_Required task_. Tally the lines holding the string "zoom" and reply with that number alone.

_Dataset records_.
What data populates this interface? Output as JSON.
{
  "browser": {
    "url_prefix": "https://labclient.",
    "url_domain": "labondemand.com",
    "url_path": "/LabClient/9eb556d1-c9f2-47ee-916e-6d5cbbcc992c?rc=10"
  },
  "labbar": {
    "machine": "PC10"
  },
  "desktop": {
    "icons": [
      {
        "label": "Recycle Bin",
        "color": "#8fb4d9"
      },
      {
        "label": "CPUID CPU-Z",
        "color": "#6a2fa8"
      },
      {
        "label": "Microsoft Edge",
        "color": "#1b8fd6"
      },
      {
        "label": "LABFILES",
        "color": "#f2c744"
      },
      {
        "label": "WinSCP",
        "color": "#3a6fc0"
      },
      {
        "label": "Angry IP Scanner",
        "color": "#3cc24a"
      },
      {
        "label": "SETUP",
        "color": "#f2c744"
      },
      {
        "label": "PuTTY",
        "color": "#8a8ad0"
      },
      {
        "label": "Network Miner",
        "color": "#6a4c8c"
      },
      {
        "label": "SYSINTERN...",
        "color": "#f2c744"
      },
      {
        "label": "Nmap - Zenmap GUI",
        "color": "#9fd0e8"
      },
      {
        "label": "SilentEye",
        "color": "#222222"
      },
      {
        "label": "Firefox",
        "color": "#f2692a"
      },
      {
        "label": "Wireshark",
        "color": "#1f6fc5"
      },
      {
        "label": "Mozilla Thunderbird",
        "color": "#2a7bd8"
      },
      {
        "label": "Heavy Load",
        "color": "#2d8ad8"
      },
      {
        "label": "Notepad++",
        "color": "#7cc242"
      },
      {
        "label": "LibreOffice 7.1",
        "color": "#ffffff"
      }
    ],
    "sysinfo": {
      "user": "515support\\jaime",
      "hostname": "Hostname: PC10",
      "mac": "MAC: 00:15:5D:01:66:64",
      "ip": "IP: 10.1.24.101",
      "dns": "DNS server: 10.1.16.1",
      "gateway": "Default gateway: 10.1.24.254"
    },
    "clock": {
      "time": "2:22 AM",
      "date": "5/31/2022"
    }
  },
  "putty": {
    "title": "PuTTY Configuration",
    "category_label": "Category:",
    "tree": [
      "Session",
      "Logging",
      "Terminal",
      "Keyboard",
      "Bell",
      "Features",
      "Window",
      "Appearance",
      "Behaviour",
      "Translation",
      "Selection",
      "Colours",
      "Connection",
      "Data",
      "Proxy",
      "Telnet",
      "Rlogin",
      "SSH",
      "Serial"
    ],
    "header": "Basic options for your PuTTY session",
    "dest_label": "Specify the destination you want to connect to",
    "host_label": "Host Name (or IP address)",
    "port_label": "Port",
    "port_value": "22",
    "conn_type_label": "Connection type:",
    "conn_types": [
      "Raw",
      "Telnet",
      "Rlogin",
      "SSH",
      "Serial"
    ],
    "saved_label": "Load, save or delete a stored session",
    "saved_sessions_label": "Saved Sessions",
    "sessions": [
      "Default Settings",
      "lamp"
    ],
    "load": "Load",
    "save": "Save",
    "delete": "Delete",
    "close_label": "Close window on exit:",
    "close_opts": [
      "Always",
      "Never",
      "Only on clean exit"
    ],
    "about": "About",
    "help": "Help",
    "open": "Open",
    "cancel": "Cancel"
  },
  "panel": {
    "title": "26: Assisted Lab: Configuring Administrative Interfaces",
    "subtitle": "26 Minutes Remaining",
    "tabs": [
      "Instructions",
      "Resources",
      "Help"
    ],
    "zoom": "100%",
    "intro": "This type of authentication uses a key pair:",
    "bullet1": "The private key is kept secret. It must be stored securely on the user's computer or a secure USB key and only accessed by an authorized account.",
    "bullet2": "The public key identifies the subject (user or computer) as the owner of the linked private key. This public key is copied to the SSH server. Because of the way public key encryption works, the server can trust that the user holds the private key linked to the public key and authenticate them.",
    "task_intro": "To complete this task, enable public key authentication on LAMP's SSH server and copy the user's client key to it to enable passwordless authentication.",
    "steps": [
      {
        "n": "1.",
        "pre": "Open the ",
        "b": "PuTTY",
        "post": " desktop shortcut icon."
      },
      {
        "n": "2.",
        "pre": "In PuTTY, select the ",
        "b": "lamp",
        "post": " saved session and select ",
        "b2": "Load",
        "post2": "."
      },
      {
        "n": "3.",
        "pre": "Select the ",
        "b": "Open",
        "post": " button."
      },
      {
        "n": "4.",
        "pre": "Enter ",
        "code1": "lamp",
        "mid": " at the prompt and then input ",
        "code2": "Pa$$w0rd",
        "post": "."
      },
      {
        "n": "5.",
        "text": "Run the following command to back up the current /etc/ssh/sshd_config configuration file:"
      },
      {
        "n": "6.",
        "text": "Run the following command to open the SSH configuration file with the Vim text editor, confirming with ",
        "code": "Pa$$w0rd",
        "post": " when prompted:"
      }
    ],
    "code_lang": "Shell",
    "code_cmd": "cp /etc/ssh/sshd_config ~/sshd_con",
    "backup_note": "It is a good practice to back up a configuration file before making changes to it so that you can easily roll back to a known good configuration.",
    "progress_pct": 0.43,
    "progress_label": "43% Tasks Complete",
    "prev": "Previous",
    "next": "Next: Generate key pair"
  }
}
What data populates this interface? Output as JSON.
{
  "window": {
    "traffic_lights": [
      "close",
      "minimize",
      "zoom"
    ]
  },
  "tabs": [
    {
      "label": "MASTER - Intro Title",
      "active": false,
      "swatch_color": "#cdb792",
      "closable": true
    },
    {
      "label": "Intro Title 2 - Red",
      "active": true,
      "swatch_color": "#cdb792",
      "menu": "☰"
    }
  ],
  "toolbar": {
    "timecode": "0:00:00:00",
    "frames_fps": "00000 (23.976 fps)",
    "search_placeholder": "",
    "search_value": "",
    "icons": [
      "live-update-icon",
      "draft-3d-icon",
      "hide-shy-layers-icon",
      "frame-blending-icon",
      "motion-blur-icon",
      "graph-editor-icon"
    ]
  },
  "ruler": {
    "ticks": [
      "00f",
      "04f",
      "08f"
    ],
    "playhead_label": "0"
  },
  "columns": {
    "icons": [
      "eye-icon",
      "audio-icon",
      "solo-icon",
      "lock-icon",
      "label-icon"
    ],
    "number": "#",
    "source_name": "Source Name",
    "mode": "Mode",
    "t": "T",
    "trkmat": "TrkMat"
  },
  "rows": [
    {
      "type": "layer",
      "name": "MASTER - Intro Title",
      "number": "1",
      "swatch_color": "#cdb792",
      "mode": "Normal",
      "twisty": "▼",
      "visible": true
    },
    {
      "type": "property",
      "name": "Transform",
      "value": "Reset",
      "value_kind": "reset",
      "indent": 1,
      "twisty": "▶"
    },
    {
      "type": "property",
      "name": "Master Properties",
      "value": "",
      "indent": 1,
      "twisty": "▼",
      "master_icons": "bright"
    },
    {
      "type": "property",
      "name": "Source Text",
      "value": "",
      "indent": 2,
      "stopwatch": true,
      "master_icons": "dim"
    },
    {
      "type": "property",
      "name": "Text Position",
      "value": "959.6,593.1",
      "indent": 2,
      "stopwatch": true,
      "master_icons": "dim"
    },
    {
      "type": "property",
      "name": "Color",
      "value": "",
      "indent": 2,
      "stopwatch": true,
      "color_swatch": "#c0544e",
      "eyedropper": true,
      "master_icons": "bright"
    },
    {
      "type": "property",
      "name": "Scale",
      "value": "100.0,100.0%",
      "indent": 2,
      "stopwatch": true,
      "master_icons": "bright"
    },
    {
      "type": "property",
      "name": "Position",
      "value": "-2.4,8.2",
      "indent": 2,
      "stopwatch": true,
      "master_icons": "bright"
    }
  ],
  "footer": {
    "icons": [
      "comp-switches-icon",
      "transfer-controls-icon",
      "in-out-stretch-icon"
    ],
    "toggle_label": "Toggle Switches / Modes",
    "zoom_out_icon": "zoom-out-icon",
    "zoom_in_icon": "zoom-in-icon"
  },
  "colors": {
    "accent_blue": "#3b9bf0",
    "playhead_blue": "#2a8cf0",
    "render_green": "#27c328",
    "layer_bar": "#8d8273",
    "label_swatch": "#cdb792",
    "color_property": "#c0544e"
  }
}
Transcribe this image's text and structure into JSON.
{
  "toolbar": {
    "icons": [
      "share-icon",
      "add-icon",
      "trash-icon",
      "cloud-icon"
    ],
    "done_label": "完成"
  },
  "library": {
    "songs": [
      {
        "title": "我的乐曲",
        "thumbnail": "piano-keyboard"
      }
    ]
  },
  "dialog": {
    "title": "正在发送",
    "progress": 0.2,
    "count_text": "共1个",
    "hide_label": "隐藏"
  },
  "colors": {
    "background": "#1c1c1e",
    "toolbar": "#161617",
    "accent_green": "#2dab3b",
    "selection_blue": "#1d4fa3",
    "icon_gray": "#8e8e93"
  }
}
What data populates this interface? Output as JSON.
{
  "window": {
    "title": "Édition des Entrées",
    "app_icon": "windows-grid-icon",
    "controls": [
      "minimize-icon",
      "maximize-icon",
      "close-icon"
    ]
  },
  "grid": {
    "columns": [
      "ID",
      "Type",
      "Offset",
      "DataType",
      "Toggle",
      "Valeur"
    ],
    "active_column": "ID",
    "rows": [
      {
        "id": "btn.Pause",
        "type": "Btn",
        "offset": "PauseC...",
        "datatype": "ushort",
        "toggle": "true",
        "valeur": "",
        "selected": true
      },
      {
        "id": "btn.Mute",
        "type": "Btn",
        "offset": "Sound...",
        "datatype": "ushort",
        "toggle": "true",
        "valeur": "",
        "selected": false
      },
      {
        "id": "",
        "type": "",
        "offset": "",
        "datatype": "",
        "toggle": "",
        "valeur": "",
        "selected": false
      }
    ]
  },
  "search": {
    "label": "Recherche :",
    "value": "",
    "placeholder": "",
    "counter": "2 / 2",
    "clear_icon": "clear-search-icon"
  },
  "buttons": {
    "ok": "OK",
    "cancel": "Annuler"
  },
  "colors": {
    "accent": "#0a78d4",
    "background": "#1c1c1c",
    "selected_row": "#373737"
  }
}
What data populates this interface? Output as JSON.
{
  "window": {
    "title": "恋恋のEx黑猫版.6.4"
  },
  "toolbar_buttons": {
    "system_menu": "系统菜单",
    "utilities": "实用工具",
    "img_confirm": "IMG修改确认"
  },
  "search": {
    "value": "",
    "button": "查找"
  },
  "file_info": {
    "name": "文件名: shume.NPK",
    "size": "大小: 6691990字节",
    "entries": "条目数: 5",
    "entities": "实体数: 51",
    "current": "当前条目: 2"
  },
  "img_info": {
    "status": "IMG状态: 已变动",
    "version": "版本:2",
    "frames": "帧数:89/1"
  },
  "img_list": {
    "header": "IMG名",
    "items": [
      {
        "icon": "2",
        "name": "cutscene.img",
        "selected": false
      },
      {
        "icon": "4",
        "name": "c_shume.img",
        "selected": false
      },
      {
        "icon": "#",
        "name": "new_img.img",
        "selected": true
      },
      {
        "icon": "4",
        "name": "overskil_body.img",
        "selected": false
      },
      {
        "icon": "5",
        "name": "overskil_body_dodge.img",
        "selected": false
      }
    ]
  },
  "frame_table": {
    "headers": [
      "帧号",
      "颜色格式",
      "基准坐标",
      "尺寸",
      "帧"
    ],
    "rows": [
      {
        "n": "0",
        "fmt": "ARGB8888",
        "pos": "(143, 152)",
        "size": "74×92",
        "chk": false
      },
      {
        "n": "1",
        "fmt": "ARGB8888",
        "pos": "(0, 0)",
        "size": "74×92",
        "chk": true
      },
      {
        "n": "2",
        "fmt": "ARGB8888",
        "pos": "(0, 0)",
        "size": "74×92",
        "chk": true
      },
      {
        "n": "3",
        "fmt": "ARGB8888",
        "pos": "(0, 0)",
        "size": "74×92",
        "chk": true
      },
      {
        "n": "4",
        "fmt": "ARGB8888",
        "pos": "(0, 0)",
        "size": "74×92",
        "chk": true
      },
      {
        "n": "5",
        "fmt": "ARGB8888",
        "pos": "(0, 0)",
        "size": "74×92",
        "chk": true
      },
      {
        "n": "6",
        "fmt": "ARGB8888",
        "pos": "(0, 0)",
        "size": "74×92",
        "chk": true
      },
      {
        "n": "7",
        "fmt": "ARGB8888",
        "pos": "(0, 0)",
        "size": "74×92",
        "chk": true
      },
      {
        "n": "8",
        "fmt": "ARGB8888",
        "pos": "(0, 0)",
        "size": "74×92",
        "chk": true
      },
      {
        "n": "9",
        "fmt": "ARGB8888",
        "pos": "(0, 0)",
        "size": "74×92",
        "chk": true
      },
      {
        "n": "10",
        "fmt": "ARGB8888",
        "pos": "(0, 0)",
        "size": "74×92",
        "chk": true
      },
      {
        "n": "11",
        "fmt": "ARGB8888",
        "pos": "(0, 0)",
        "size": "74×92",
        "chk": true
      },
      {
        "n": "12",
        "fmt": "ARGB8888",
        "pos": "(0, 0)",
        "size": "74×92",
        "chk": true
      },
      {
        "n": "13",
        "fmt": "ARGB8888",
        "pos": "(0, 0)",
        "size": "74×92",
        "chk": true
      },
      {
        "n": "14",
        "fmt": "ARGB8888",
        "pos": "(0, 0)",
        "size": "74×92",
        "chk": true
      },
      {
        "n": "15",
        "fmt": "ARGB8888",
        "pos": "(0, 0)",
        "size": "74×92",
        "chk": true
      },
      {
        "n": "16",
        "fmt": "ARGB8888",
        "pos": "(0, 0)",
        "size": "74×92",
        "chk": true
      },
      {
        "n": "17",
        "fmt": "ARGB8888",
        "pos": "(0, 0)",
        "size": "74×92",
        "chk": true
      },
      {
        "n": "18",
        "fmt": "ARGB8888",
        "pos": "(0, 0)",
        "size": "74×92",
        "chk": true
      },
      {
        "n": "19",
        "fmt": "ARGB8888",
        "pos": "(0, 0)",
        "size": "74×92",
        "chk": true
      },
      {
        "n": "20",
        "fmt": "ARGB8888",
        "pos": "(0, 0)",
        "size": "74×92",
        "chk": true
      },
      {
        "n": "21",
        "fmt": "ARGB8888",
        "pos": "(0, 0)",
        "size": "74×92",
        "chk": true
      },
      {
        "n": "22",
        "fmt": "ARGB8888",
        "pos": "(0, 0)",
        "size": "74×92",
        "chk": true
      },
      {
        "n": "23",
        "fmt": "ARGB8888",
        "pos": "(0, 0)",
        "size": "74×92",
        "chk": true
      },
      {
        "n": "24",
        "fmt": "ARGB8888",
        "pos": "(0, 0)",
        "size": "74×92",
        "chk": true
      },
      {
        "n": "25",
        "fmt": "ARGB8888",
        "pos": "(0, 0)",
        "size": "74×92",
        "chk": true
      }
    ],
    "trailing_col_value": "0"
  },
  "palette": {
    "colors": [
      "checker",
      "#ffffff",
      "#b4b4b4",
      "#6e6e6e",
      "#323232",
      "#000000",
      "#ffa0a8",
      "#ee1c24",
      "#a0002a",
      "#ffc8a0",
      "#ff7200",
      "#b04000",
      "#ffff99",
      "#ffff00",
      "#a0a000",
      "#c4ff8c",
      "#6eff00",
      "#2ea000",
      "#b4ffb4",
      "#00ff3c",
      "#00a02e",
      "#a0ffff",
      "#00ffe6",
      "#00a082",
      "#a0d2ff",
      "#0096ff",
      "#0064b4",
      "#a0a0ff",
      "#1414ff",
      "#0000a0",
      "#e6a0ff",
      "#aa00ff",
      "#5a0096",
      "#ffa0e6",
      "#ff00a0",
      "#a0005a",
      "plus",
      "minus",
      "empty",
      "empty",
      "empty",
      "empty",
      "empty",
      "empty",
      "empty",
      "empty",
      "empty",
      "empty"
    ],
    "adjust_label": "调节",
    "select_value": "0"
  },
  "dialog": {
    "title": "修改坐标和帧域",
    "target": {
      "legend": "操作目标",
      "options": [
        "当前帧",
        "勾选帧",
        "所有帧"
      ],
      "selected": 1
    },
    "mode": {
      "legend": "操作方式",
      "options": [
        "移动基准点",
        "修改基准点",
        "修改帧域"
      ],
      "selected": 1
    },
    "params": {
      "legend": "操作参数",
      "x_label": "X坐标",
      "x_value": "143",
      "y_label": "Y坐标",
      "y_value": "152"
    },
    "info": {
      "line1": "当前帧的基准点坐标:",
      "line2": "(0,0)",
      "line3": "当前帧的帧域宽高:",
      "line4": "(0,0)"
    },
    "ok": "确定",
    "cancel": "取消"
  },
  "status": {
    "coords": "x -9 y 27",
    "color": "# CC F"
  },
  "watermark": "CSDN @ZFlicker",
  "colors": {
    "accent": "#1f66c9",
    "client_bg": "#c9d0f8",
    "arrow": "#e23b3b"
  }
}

_Solution below_. 4